==== Records ====

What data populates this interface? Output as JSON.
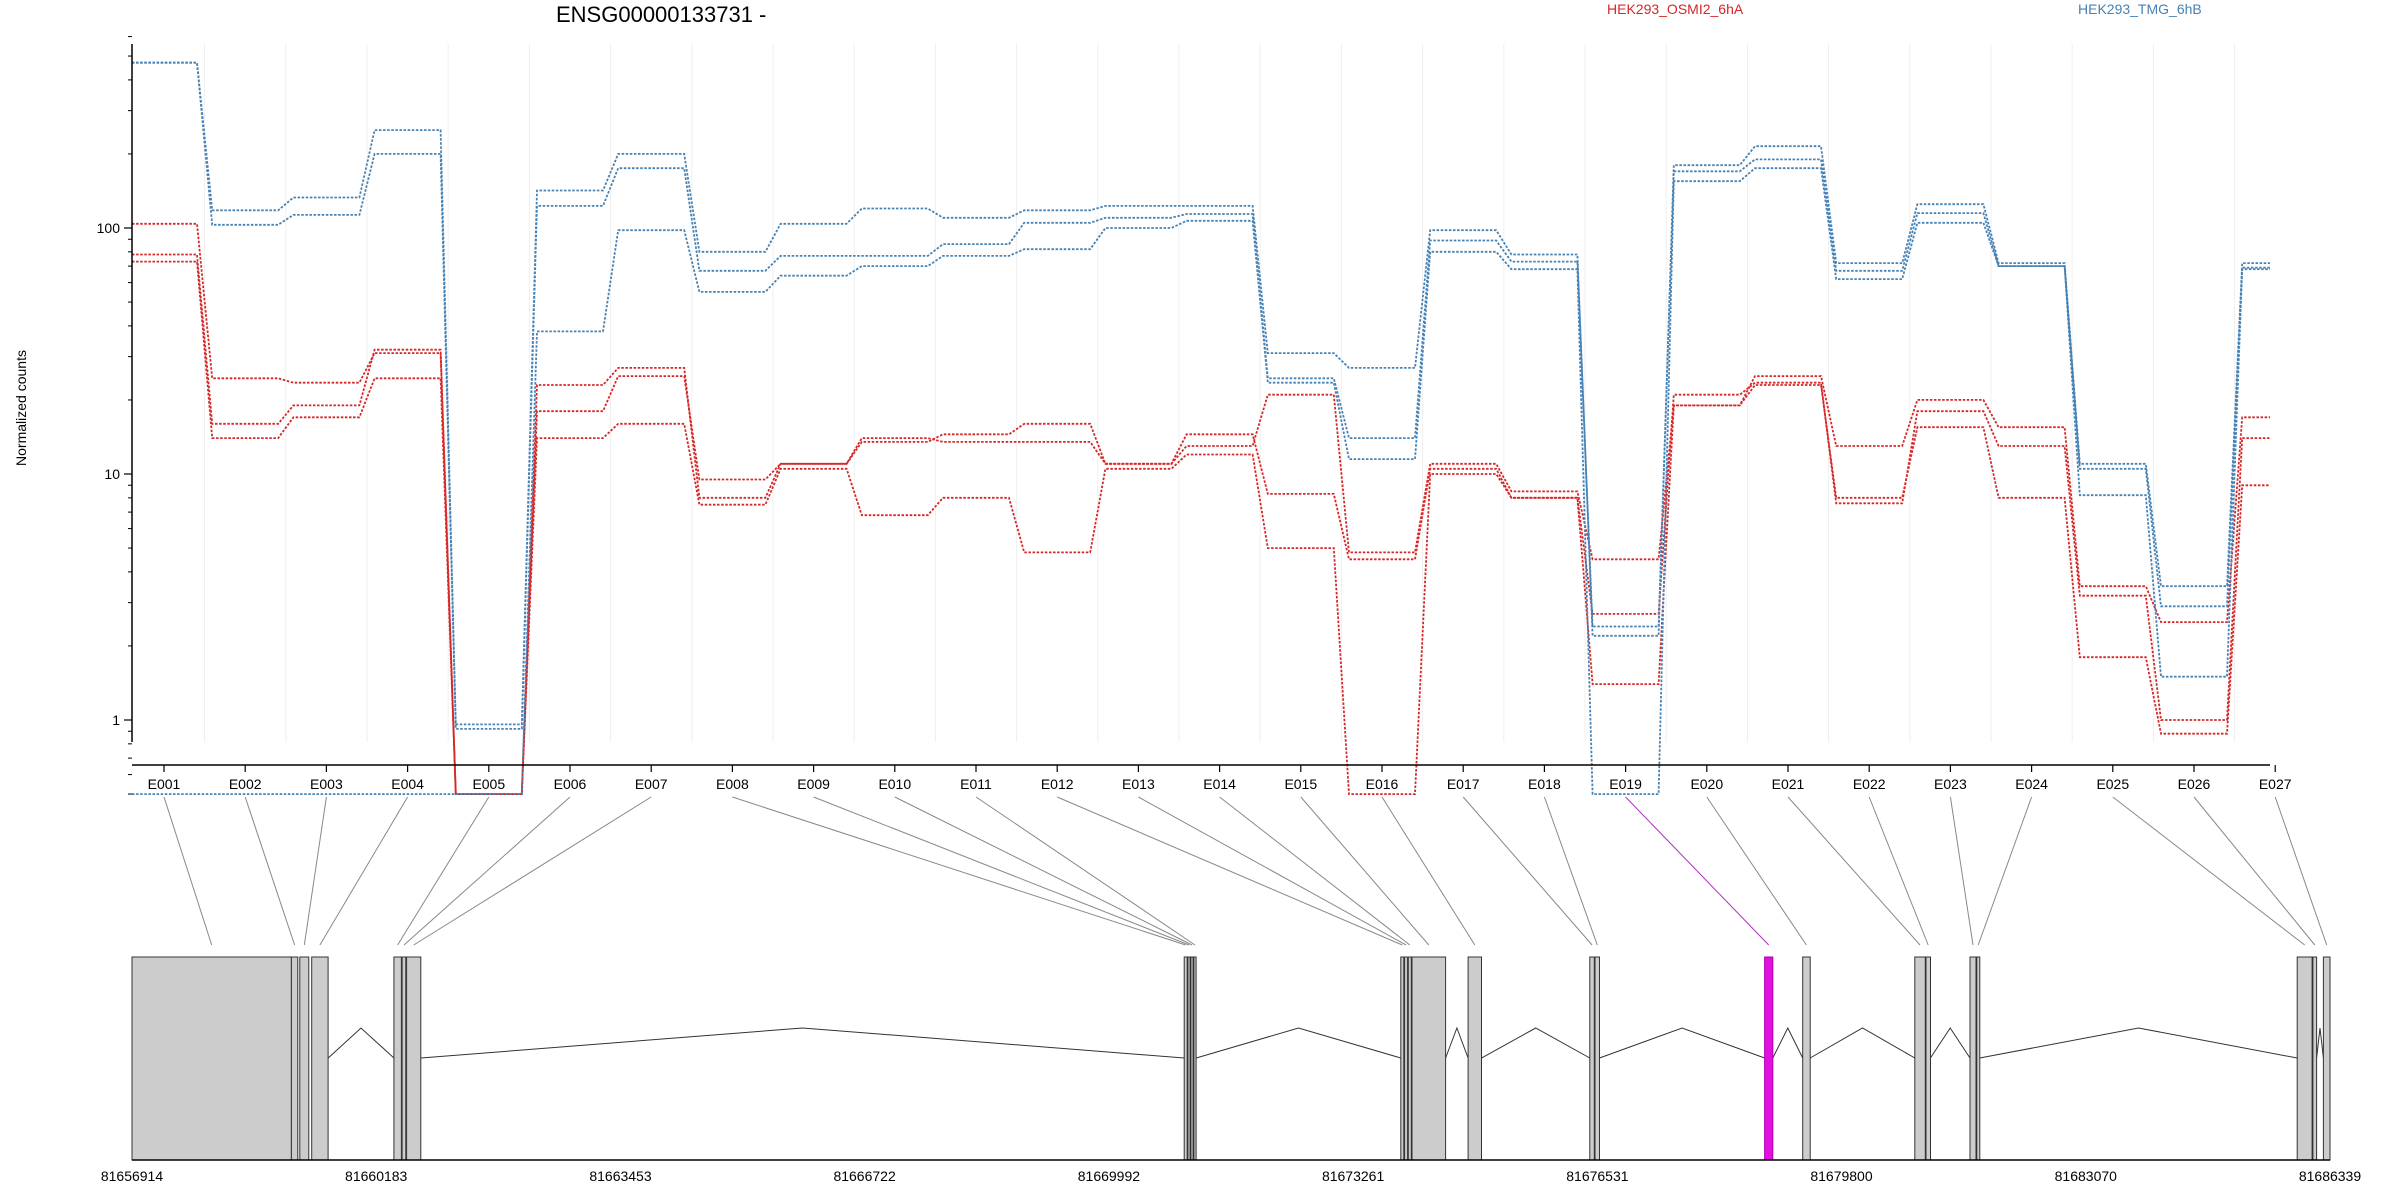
{
  "chart_data": {
    "type": "line",
    "title": "ENSG00000133731 -",
    "ylabel": "Normalized counts",
    "yscale": "log",
    "ylim": [
      0.5,
      600
    ],
    "yticks": [
      "1",
      "10",
      "100"
    ],
    "ytick_values": [
      1,
      10,
      100
    ],
    "grid": "light vertical",
    "legend_placement": "top",
    "exons": [
      "E001",
      "E002",
      "E003",
      "E004",
      "E005",
      "E006",
      "E007",
      "E008",
      "E009",
      "E010",
      "E011",
      "E012",
      "E013",
      "E014",
      "E015",
      "E016",
      "E017",
      "E018",
      "E019",
      "E020",
      "E021",
      "E022",
      "E023",
      "E024",
      "E025",
      "E026",
      "E027"
    ],
    "series": [
      {
        "group": "HEK293_OSMI2_6hA",
        "color": "#d62728",
        "values": [
          78,
          16,
          19,
          32,
          0.5,
          18,
          25,
          9.5,
          11,
          13.5,
          14.5,
          16,
          11,
          13,
          21,
          4.8,
          11,
          8.5,
          4.5,
          19,
          25,
          13,
          20,
          15.5,
          3.5,
          2.5,
          17
        ]
      },
      {
        "group": "HEK293_OSMI2_6hA",
        "color": "#d62728",
        "values": [
          104,
          24.5,
          23.5,
          31,
          0.5,
          23,
          27,
          8,
          11,
          14,
          13.5,
          13.5,
          11,
          14.5,
          8.3,
          4.5,
          10.5,
          8,
          2.7,
          21,
          23.5,
          7.6,
          18,
          13,
          3.2,
          1,
          14
        ]
      },
      {
        "group": "HEK293_OSMI2_6hA",
        "color": "#d62728",
        "values": [
          73,
          14,
          17,
          24.5,
          0.5,
          14,
          16,
          7.5,
          10.5,
          6.8,
          8,
          4.8,
          10.5,
          12,
          5,
          0.5,
          10,
          8,
          1.4,
          19,
          23,
          8,
          15.5,
          8,
          1.8,
          0.88,
          9
        ]
      },
      {
        "group": "HEK293_TMG_6hB",
        "color": "#4682b4",
        "values": [
          470,
          118,
          133,
          250,
          0.96,
          142,
          200,
          80,
          104,
          120,
          110,
          118,
          123,
          123,
          31,
          27,
          98,
          78,
          2.2,
          180,
          215,
          72,
          125,
          72,
          11,
          3.5,
          72
        ]
      },
      {
        "group": "HEK293_TMG_6hB",
        "color": "#4682b4",
        "values": [
          470,
          103,
          113,
          200,
          0.92,
          123,
          175,
          67,
          77,
          77,
          86,
          105,
          110,
          114,
          24.5,
          14,
          89,
          73,
          2.4,
          170,
          190,
          67,
          115,
          70,
          10.5,
          2.9,
          69
        ]
      },
      {
        "group": "HEK293_TMG_6hB",
        "color": "#4682b4",
        "values": [
          0.5,
          0.5,
          0.5,
          0.5,
          0.5,
          38,
          98,
          55,
          64,
          70,
          77,
          82,
          100,
          107,
          23.5,
          11.5,
          80,
          68,
          0.5,
          155,
          175,
          62,
          105,
          70,
          8.2,
          1.5,
          68
        ]
      }
    ],
    "legend": [
      {
        "name": "HEK293_OSMI2_6hA",
        "color": "#d62728"
      },
      {
        "name": "HEK293_TMG_6hB",
        "color": "#4682b4"
      }
    ],
    "gene_model": {
      "genomic_ticks": [
        "81656914",
        "81660183",
        "81663453",
        "81666722",
        "81669992",
        "81673261",
        "81676531",
        "81679800",
        "81683070",
        "81686339"
      ],
      "genomic_tick_values": [
        81656914,
        81660183,
        81663453,
        81666722,
        81669992,
        81673261,
        81676531,
        81679800,
        81683070,
        81686339
      ],
      "range": [
        81656914,
        81686339
      ],
      "exon_regions": [
        {
          "id": "E001",
          "start": 81656914,
          "end": 81659048
        },
        {
          "id": "E002",
          "start": 81659048,
          "end": 81659134
        },
        {
          "id": "E003",
          "start": 81659160,
          "end": 81659280
        },
        {
          "id": "E004",
          "start": 81659320,
          "end": 81659540
        },
        {
          "id": "E005",
          "start": 81660420,
          "end": 81660520
        },
        {
          "id": "E006",
          "start": 81660530,
          "end": 81660580
        },
        {
          "id": "E007",
          "start": 81660590,
          "end": 81660780
        },
        {
          "id": "E008",
          "start": 81671000,
          "end": 81671040
        },
        {
          "id": "E009",
          "start": 81671050,
          "end": 81671080
        },
        {
          "id": "E010",
          "start": 81671090,
          "end": 81671120
        },
        {
          "id": "E011",
          "start": 81671130,
          "end": 81671160
        },
        {
          "id": "E012",
          "start": 81673900,
          "end": 81673940
        },
        {
          "id": "E013",
          "start": 81673950,
          "end": 81673990
        },
        {
          "id": "E014",
          "start": 81674000,
          "end": 81674040
        },
        {
          "id": "E015",
          "start": 81674050,
          "end": 81674500
        },
        {
          "id": "E016",
          "start": 81674800,
          "end": 81674980
        },
        {
          "id": "E017",
          "start": 81676430,
          "end": 81676490
        },
        {
          "id": "E018",
          "start": 81676500,
          "end": 81676560
        },
        {
          "id": "E019",
          "start": 81678770,
          "end": 81678880,
          "highlight": "#e010e0"
        },
        {
          "id": "E020",
          "start": 81679280,
          "end": 81679380
        },
        {
          "id": "E021",
          "start": 81680780,
          "end": 81680920
        },
        {
          "id": "E022",
          "start": 81680930,
          "end": 81680990
        },
        {
          "id": "E023",
          "start": 81681520,
          "end": 81681600
        },
        {
          "id": "E024",
          "start": 81681610,
          "end": 81681650
        },
        {
          "id": "E025",
          "start": 81685900,
          "end": 81686100
        },
        {
          "id": "E026",
          "start": 81686110,
          "end": 81686160
        },
        {
          "id": "E027",
          "start": 81686250,
          "end": 81686339
        }
      ]
    }
  }
}
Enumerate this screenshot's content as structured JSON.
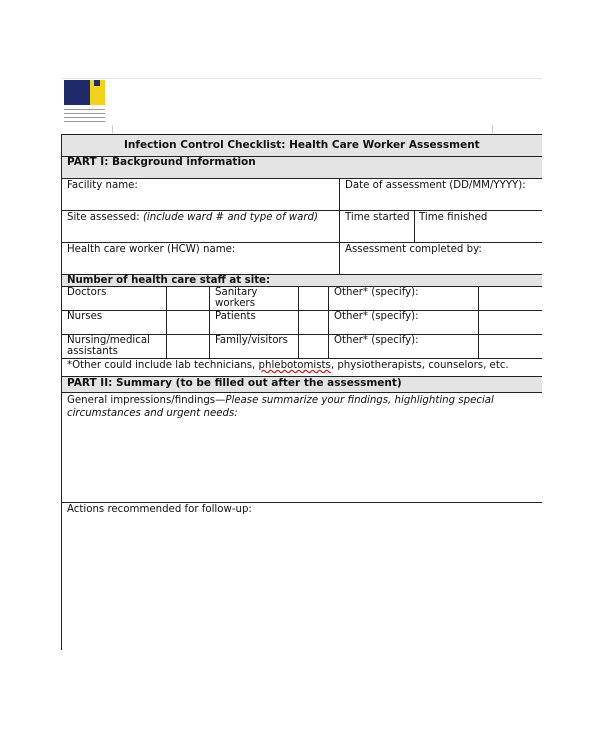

====

> _Goal of the exercise_
Using the listing above, pick out each line that contains the word "this", then copy it.

> _Reply to the task_
What data populates this interface? Output as JSON.
Enumerate this screenshot's content as structured JSON.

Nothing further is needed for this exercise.